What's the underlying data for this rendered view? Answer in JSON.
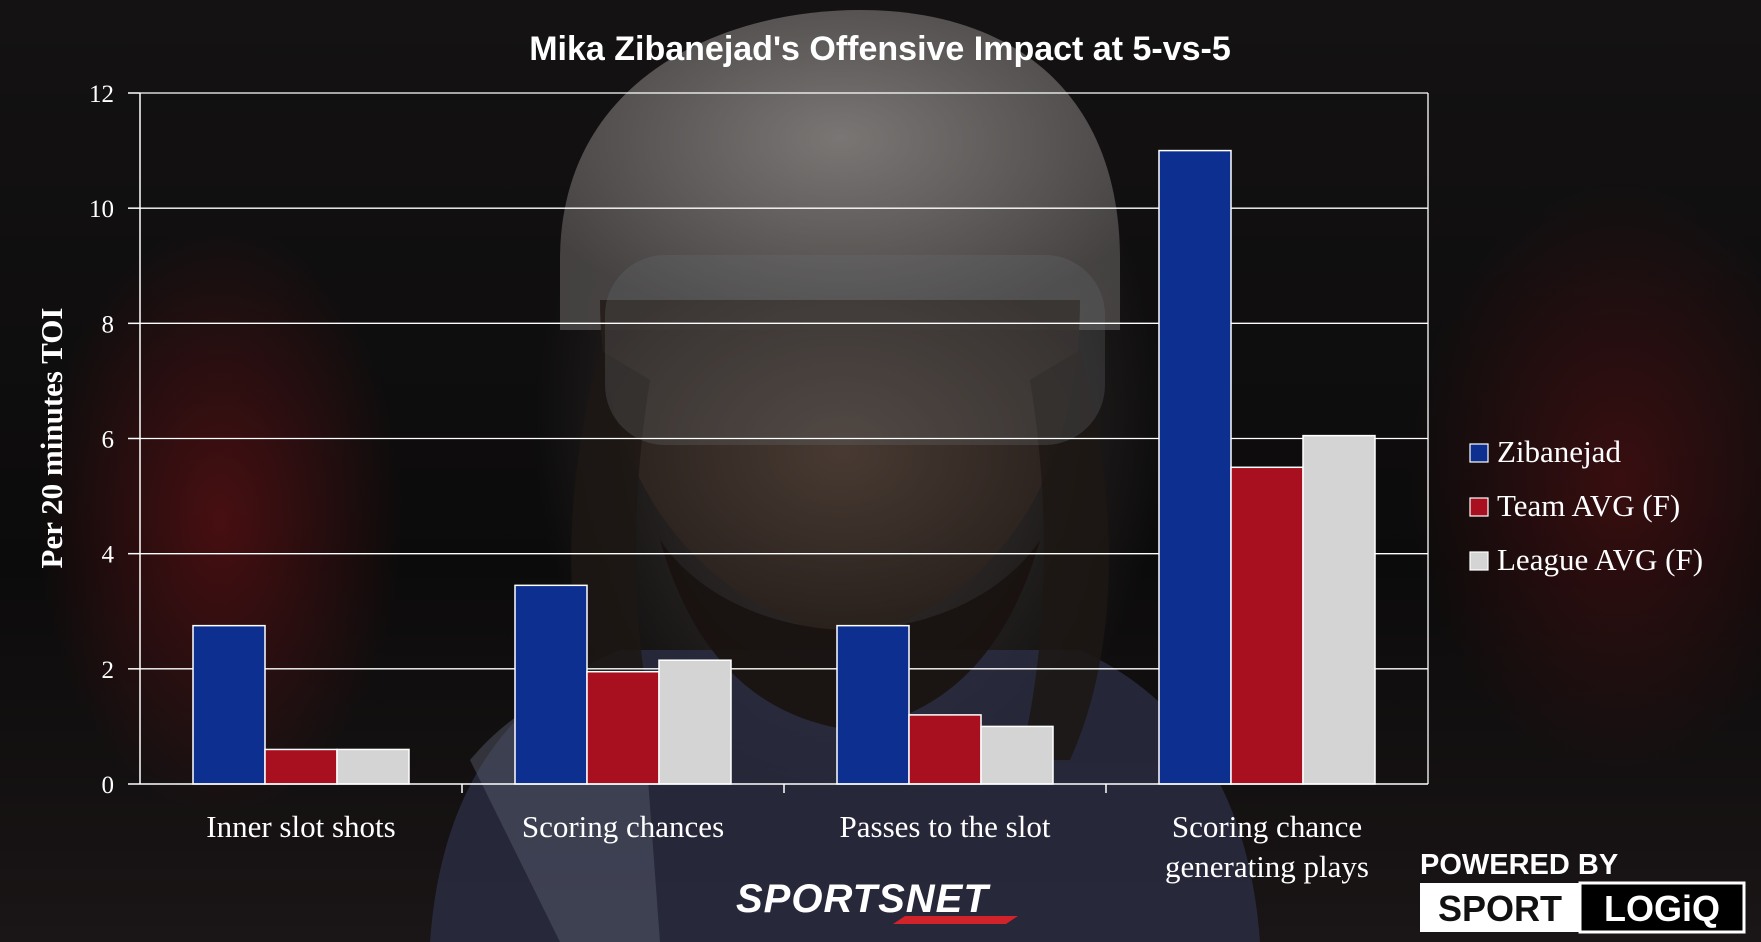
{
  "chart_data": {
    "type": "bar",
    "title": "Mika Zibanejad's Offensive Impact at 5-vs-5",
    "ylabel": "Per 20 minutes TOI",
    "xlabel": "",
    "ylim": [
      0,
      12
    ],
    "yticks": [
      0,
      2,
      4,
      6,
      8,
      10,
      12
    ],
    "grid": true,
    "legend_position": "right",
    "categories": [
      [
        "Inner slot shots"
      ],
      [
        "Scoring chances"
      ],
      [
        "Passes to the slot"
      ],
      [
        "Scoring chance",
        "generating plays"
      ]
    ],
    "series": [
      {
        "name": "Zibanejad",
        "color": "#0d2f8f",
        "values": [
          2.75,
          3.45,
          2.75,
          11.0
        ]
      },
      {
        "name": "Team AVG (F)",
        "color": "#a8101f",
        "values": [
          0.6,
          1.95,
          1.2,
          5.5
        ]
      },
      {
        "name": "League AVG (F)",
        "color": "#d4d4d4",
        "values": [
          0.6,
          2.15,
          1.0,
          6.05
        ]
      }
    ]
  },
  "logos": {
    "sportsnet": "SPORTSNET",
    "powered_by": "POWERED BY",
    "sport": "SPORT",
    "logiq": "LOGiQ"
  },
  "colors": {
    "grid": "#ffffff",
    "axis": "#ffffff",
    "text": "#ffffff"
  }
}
▬▬▬▬▬▬
• What is being asked: Repeat the lines above exactly, and keep every picture out.

• The reply:
What's the underlying data for this rendered view? Answer in JSON.
{
  "chart_data": {
    "type": "bar",
    "title": "Mika Zibanejad's Offensive Impact at 5-vs-5",
    "ylabel": "Per 20 minutes TOI",
    "xlabel": "",
    "ylim": [
      0,
      12
    ],
    "yticks": [
      0,
      2,
      4,
      6,
      8,
      10,
      12
    ],
    "grid": true,
    "legend_position": "right",
    "categories": [
      [
        "Inner slot shots"
      ],
      [
        "Scoring chances"
      ],
      [
        "Passes to the slot"
      ],
      [
        "Scoring chance",
        "generating plays"
      ]
    ],
    "series": [
      {
        "name": "Zibanejad",
        "color": "#0d2f8f",
        "values": [
          2.75,
          3.45,
          2.75,
          11.0
        ]
      },
      {
        "name": "Team AVG (F)",
        "color": "#a8101f",
        "values": [
          0.6,
          1.95,
          1.2,
          5.5
        ]
      },
      {
        "name": "League AVG (F)",
        "color": "#d4d4d4",
        "values": [
          0.6,
          2.15,
          1.0,
          6.05
        ]
      }
    ]
  },
  "logos": {
    "sportsnet": "SPORTSNET",
    "powered_by": "POWERED BY",
    "sport": "SPORT",
    "logiq": "LOGiQ"
  },
  "colors": {
    "grid": "#ffffff",
    "axis": "#ffffff",
    "text": "#ffffff"
  }
}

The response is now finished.